**PROMPT**
Print the data that follows exactly.

**DATA LINES**
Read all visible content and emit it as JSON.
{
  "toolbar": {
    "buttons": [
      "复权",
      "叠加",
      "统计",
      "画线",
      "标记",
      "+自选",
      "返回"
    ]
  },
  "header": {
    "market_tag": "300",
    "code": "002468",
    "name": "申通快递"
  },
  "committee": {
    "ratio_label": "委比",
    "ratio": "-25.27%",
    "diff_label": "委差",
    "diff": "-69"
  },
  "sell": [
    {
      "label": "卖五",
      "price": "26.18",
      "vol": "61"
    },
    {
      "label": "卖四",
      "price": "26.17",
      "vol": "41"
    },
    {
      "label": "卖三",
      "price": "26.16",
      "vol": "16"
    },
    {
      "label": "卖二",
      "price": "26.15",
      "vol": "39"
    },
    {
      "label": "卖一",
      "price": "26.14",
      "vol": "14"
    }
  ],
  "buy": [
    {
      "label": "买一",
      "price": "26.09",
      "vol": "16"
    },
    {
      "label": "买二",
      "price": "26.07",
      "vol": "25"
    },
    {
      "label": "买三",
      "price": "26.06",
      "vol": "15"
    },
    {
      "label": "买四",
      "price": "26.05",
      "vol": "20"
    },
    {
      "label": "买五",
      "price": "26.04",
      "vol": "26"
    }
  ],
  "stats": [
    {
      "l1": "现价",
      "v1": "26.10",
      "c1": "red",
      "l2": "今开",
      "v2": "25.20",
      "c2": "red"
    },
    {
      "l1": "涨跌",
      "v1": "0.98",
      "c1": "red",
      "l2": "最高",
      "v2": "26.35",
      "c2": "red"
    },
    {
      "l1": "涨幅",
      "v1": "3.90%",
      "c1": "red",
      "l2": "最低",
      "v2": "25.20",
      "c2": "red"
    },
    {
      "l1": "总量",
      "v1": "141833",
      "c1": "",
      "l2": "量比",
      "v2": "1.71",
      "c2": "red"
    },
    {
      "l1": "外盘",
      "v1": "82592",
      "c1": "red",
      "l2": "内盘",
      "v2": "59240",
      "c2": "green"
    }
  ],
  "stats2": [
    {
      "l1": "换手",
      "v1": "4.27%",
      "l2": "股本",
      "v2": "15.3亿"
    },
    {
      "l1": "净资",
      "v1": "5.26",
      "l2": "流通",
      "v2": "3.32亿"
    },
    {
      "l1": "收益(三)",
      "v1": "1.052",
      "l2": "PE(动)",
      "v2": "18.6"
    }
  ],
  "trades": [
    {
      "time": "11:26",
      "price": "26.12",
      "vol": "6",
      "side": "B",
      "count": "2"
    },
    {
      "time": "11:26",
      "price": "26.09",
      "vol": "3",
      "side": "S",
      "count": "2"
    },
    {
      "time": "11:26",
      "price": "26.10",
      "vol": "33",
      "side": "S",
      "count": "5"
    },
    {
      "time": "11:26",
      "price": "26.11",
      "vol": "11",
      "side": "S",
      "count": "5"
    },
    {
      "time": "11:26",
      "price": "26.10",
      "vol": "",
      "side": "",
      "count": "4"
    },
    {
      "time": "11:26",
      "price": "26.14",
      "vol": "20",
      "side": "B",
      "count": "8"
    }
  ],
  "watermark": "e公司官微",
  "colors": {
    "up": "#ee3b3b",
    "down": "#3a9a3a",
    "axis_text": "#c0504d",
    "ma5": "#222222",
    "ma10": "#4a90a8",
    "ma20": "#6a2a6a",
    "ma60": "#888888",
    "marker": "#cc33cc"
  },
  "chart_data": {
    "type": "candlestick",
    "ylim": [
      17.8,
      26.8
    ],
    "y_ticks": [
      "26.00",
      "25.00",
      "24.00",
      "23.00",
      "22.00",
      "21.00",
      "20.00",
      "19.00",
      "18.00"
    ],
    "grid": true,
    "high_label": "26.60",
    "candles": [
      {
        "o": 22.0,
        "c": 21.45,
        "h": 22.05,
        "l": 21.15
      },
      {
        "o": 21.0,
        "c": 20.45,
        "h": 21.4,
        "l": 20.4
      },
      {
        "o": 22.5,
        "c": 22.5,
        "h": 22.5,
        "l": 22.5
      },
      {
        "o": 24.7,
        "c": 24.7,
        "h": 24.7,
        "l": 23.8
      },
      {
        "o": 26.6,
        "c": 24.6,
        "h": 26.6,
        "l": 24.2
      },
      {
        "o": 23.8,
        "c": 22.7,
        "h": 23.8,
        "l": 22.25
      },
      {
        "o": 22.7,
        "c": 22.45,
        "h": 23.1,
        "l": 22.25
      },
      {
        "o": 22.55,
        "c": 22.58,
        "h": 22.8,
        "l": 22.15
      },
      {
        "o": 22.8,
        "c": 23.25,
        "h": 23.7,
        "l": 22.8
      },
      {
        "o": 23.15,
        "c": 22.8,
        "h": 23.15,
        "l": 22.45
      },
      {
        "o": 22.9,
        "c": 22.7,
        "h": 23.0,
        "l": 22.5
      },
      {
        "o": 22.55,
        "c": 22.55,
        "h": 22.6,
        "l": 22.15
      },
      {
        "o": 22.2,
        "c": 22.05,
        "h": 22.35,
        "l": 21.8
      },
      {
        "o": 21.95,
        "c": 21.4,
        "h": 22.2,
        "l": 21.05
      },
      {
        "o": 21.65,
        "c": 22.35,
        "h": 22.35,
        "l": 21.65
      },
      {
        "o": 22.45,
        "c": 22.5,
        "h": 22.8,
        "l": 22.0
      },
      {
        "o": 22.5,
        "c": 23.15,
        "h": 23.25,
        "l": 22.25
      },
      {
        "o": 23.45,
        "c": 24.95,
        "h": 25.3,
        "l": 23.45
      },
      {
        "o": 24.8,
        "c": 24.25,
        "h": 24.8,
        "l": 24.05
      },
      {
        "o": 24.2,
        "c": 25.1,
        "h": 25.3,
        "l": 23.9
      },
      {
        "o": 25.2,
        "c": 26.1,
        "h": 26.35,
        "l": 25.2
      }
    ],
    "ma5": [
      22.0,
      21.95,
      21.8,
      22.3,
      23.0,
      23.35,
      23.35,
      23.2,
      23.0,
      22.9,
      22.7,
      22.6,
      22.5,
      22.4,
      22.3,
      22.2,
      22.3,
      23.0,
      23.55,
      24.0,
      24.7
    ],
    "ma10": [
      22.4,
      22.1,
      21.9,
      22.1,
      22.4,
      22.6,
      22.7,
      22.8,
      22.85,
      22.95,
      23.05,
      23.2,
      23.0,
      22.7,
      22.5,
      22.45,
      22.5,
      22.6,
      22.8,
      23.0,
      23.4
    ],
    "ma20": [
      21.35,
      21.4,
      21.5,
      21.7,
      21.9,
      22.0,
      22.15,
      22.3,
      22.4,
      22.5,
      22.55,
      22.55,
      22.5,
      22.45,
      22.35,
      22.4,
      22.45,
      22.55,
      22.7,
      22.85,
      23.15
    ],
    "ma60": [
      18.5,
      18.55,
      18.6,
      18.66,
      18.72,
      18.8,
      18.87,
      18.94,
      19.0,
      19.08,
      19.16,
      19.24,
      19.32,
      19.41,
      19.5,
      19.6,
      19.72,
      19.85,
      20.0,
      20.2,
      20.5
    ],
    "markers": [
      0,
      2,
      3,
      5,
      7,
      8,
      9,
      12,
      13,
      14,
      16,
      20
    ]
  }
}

**FINISHED EXERCISE**
Read all visible content and emit it as JSON.
{
  "toolbar": {
    "buttons": [
      "复权",
      "叠加",
      "统计",
      "画线",
      "标记",
      "+自选",
      "返回"
    ]
  },
  "header": {
    "market_tag": "300",
    "code": "002468",
    "name": "申通快递"
  },
  "committee": {
    "ratio_label": "委比",
    "ratio": "-25.27%",
    "diff_label": "委差",
    "diff": "-69"
  },
  "sell": [
    {
      "label": "卖五",
      "price": "26.18",
      "vol": "61"
    },
    {
      "label": "卖四",
      "price": "26.17",
      "vol": "41"
    },
    {
      "label": "卖三",
      "price": "26.16",
      "vol": "16"
    },
    {
      "label": "卖二",
      "price": "26.15",
      "vol": "39"
    },
    {
      "label": "卖一",
      "price": "26.14",
      "vol": "14"
    }
  ],
  "buy": [
    {
      "label": "买一",
      "price": "26.09",
      "vol": "16"
    },
    {
      "label": "买二",
      "price": "26.07",
      "vol": "25"
    },
    {
      "label": "买三",
      "price": "26.06",
      "vol": "15"
    },
    {
      "label": "买四",
      "price": "26.05",
      "vol": "20"
    },
    {
      "label": "买五",
      "price": "26.04",
      "vol": "26"
    }
  ],
  "stats": [
    {
      "l1": "现价",
      "v1": "26.10",
      "c1": "red",
      "l2": "今开",
      "v2": "25.20",
      "c2": "red"
    },
    {
      "l1": "涨跌",
      "v1": "0.98",
      "c1": "red",
      "l2": "最高",
      "v2": "26.35",
      "c2": "red"
    },
    {
      "l1": "涨幅",
      "v1": "3.90%",
      "c1": "red",
      "l2": "最低",
      "v2": "25.20",
      "c2": "red"
    },
    {
      "l1": "总量",
      "v1": "141833",
      "c1": "",
      "l2": "量比",
      "v2": "1.71",
      "c2": "red"
    },
    {
      "l1": "外盘",
      "v1": "82592",
      "c1": "red",
      "l2": "内盘",
      "v2": "59240",
      "c2": "green"
    }
  ],
  "stats2": [
    {
      "l1": "换手",
      "v1": "4.27%",
      "l2": "股本",
      "v2": "15.3亿"
    },
    {
      "l1": "净资",
      "v1": "5.26",
      "l2": "流通",
      "v2": "3.32亿"
    },
    {
      "l1": "收益(三)",
      "v1": "1.052",
      "l2": "PE(动)",
      "v2": "18.6"
    }
  ],
  "trades": [
    {
      "time": "11:26",
      "price": "26.12",
      "vol": "6",
      "side": "B",
      "count": "2"
    },
    {
      "time": "11:26",
      "price": "26.09",
      "vol": "3",
      "side": "S",
      "count": "2"
    },
    {
      "time": "11:26",
      "price": "26.10",
      "vol": "33",
      "side": "S",
      "count": "5"
    },
    {
      "time": "11:26",
      "price": "26.11",
      "vol": "11",
      "side": "S",
      "count": "5"
    },
    {
      "time": "11:26",
      "price": "26.10",
      "vol": "",
      "side": "",
      "count": "4"
    },
    {
      "time": "11:26",
      "price": "26.14",
      "vol": "20",
      "side": "B",
      "count": "8"
    }
  ],
  "watermark": "e公司官微",
  "colors": {
    "up": "#ee3b3b",
    "down": "#3a9a3a",
    "axis_text": "#c0504d",
    "ma5": "#222222",
    "ma10": "#4a90a8",
    "ma20": "#6a2a6a",
    "ma60": "#888888",
    "marker": "#cc33cc"
  },
  "chart_data": {
    "type": "candlestick",
    "ylim": [
      17.8,
      26.8
    ],
    "y_ticks": [
      "26.00",
      "25.00",
      "24.00",
      "23.00",
      "22.00",
      "21.00",
      "20.00",
      "19.00",
      "18.00"
    ],
    "grid": true,
    "high_label": "26.60",
    "candles": [
      {
        "o": 22.0,
        "c": 21.45,
        "h": 22.05,
        "l": 21.15
      },
      {
        "o": 21.0,
        "c": 20.45,
        "h": 21.4,
        "l": 20.4
      },
      {
        "o": 22.5,
        "c": 22.5,
        "h": 22.5,
        "l": 22.5
      },
      {
        "o": 24.7,
        "c": 24.7,
        "h": 24.7,
        "l": 23.8
      },
      {
        "o": 26.6,
        "c": 24.6,
        "h": 26.6,
        "l": 24.2
      },
      {
        "o": 23.8,
        "c": 22.7,
        "h": 23.8,
        "l": 22.25
      },
      {
        "o": 22.7,
        "c": 22.45,
        "h": 23.1,
        "l": 22.25
      },
      {
        "o": 22.55,
        "c": 22.58,
        "h": 22.8,
        "l": 22.15
      },
      {
        "o": 22.8,
        "c": 23.25,
        "h": 23.7,
        "l": 22.8
      },
      {
        "o": 23.15,
        "c": 22.8,
        "h": 23.15,
        "l": 22.45
      },
      {
        "o": 22.9,
        "c": 22.7,
        "h": 23.0,
        "l": 22.5
      },
      {
        "o": 22.55,
        "c": 22.55,
        "h": 22.6,
        "l": 22.15
      },
      {
        "o": 22.2,
        "c": 22.05,
        "h": 22.35,
        "l": 21.8
      },
      {
        "o": 21.95,
        "c": 21.4,
        "h": 22.2,
        "l": 21.05
      },
      {
        "o": 21.65,
        "c": 22.35,
        "h": 22.35,
        "l": 21.65
      },
      {
        "o": 22.45,
        "c": 22.5,
        "h": 22.8,
        "l": 22.0
      },
      {
        "o": 22.5,
        "c": 23.15,
        "h": 23.25,
        "l": 22.25
      },
      {
        "o": 23.45,
        "c": 24.95,
        "h": 25.3,
        "l": 23.45
      },
      {
        "o": 24.8,
        "c": 24.25,
        "h": 24.8,
        "l": 24.05
      },
      {
        "o": 24.2,
        "c": 25.1,
        "h": 25.3,
        "l": 23.9
      },
      {
        "o": 25.2,
        "c": 26.1,
        "h": 26.35,
        "l": 25.2
      }
    ],
    "ma5": [
      22.0,
      21.95,
      21.8,
      22.3,
      23.0,
      23.35,
      23.35,
      23.2,
      23.0,
      22.9,
      22.7,
      22.6,
      22.5,
      22.4,
      22.3,
      22.2,
      22.3,
      23.0,
      23.55,
      24.0,
      24.7
    ],
    "ma10": [
      22.4,
      22.1,
      21.9,
      22.1,
      22.4,
      22.6,
      22.7,
      22.8,
      22.85,
      22.95,
      23.05,
      23.2,
      23.0,
      22.7,
      22.5,
      22.45,
      22.5,
      22.6,
      22.8,
      23.0,
      23.4
    ],
    "ma20": [
      21.35,
      21.4,
      21.5,
      21.7,
      21.9,
      22.0,
      22.15,
      22.3,
      22.4,
      22.5,
      22.55,
      22.55,
      22.5,
      22.45,
      22.35,
      22.4,
      22.45,
      22.55,
      22.7,
      22.85,
      23.15
    ],
    "ma60": [
      18.5,
      18.55,
      18.6,
      18.66,
      18.72,
      18.8,
      18.87,
      18.94,
      19.0,
      19.08,
      19.16,
      19.24,
      19.32,
      19.41,
      19.5,
      19.6,
      19.72,
      19.85,
      20.0,
      20.2,
      20.5
    ],
    "markers": [
      0,
      2,
      3,
      5,
      7,
      8,
      9,
      12,
      13,
      14,
      16,
      20
    ]
  }
}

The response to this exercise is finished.